_Given task_: Say how many lines include "Biosecurity", with no words around the number.

_Data for this task_:
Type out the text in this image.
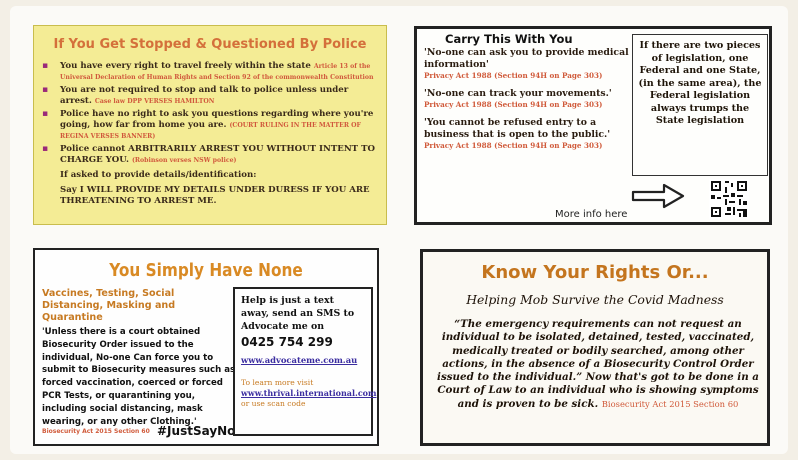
If You Get Stopped & Questioned By Police
▪ You have every right to travel freely within the state Article 13 of the Universal Declaration of Human Rights and Section 92 of the commonwealth Constitution
▪ You are not required to stop and talk to police unless under arrest. Case law DPP VERSES HAMILTON
▪ Police have no right to ask you questions regarding where you're going, how far from home you are. (COURT RULING IN THE MATTER OF REGINA VERSES BANNER)
▪ Police cannot ARBITRARILY ARREST YOU WITHOUT INTENT TO CHARGE YOU. (Robinson verses NSW police)
If asked to provide details/identification:
Say I WILL PROVIDE MY DETAILS UNDER DURESS IF YOU ARE THREATENING TO ARREST ME.
Carry This With You
'No-one can ask you to provide medical information'
Privacy Act 1988 (Section 94H on Page 303)
'No-one can track your movements.'
Privacy Act 1988 (Section 94H on Page 303)
'You cannot be refused entry to a business that is open to the public.'
Privacy Act 1988 (Section 94H on Page 303)
If there are two pieces of legislation, one Federal and one State, (in the same area), the Federal legislation always trumps the State legislation
More info here
You Simply Have None
Vaccines, Testing, Social Distancing, Masking and Quarantine
'Unless there is a court obtained Biosecurity Order issued to the individual, No-one Can force you to submit to Biosecurity measures such as forced vaccination, coerced or forced PCR Tests, or quarantining you, including social distancing, mask wearing, or any other Clothing.'
Biosecurity Act 2015 Section 60 #JustSayNo
Help is just a text away, send an SMS to Advocate me on
0425 754 299
www.advocateme.com.au
To learn more visit
www.thrival.international.com
or use scan code
Know Your Rights Or...
Helping Mob Survive the Covid Madness
“The emergency requirements can not request an individual to be isolated, detained, tested, vaccinated, medically treated or bodily searched, among other actions, in the absence of a Biosecurity Control Order issued to the individual.” Now that's got to be done in a Court of Law to an individual who is showing symptoms and is proven to be sick. Biosecurity Act 2015 Section 60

_Full solution_: 3